Exercise goal:
Extract every line that includes the string "West".

Given information:
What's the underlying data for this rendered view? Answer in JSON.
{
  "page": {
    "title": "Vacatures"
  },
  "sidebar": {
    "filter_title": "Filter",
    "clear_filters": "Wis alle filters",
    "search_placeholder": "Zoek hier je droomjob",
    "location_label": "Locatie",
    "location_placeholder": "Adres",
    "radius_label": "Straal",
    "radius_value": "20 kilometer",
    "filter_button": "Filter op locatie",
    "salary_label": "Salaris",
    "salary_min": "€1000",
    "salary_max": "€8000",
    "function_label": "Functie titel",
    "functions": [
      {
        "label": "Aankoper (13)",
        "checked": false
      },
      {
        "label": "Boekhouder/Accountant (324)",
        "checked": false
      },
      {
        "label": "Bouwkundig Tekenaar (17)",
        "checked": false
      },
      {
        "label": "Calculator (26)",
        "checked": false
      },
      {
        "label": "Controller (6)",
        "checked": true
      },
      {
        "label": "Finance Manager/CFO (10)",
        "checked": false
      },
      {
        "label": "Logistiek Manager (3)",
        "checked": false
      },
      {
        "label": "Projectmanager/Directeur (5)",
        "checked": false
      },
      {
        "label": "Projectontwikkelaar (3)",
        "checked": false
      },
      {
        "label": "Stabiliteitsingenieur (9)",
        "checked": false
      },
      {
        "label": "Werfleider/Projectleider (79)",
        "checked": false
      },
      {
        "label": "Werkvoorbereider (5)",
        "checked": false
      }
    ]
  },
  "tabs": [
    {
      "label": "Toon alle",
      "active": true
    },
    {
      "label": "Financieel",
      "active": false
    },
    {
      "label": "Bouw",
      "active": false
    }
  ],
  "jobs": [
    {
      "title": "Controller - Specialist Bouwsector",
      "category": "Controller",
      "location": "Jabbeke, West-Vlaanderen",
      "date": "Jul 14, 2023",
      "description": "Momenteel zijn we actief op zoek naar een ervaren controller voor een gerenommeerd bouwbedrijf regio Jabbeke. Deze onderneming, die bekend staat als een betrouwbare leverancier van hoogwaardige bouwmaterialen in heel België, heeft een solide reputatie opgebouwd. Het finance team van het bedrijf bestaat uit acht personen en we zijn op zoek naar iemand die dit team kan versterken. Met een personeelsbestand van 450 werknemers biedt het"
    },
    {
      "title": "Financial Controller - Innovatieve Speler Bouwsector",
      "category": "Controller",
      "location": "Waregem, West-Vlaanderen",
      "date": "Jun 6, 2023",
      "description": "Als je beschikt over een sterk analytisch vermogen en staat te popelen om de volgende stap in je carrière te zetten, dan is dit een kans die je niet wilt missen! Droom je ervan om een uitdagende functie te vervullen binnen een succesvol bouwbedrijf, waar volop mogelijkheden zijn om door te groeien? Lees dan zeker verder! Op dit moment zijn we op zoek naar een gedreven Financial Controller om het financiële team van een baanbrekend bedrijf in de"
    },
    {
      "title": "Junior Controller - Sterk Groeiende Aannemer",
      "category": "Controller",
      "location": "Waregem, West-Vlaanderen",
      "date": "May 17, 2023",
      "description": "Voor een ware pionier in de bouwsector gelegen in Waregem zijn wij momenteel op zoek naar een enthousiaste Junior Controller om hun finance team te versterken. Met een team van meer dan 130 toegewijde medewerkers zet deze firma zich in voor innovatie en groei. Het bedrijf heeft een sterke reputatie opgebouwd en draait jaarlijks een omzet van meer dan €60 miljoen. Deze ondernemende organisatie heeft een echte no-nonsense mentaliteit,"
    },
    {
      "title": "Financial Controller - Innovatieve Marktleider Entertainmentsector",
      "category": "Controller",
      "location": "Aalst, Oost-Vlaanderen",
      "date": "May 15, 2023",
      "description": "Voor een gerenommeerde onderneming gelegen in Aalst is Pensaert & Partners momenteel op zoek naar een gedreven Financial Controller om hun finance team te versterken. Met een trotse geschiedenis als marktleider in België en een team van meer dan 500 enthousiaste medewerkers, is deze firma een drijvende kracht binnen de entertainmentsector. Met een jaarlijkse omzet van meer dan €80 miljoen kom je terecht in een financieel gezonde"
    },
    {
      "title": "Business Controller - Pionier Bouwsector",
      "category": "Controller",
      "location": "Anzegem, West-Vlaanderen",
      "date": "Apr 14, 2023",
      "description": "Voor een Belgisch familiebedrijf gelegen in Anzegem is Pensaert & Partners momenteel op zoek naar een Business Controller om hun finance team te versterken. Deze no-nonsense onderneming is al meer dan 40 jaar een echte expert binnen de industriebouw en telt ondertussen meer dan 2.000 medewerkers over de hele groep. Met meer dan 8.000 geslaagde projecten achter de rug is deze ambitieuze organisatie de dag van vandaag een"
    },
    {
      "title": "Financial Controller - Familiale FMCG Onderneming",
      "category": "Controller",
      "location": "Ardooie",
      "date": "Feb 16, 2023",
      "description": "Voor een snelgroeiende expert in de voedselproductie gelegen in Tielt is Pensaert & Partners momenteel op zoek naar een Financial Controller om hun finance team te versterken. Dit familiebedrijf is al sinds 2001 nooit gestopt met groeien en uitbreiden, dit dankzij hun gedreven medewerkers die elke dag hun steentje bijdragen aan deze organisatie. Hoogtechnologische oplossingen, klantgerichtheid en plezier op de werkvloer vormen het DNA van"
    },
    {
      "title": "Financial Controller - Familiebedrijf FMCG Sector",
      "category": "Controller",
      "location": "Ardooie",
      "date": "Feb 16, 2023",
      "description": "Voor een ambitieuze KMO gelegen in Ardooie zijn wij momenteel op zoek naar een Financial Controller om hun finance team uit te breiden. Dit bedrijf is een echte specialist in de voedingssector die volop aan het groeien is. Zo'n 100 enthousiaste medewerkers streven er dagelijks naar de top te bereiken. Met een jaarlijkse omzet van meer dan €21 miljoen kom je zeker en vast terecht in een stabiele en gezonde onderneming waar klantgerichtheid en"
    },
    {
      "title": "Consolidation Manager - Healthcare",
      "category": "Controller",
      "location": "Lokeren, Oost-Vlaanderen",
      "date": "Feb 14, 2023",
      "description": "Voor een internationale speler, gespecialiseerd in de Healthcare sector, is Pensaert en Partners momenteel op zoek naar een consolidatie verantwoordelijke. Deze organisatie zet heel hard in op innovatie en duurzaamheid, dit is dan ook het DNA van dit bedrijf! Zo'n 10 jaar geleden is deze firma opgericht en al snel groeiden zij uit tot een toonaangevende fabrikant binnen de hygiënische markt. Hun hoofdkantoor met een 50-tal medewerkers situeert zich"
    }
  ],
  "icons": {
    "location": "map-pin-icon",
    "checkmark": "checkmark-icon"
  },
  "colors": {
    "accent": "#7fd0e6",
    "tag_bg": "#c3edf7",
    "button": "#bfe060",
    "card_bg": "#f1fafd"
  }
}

Output:
      "location": "Jabbeke, West-Vlaanderen",
      "location": "Waregem, West-Vlaanderen",
      "location": "Waregem, West-Vlaanderen",
      "location": "Anzegem, West-Vlaanderen",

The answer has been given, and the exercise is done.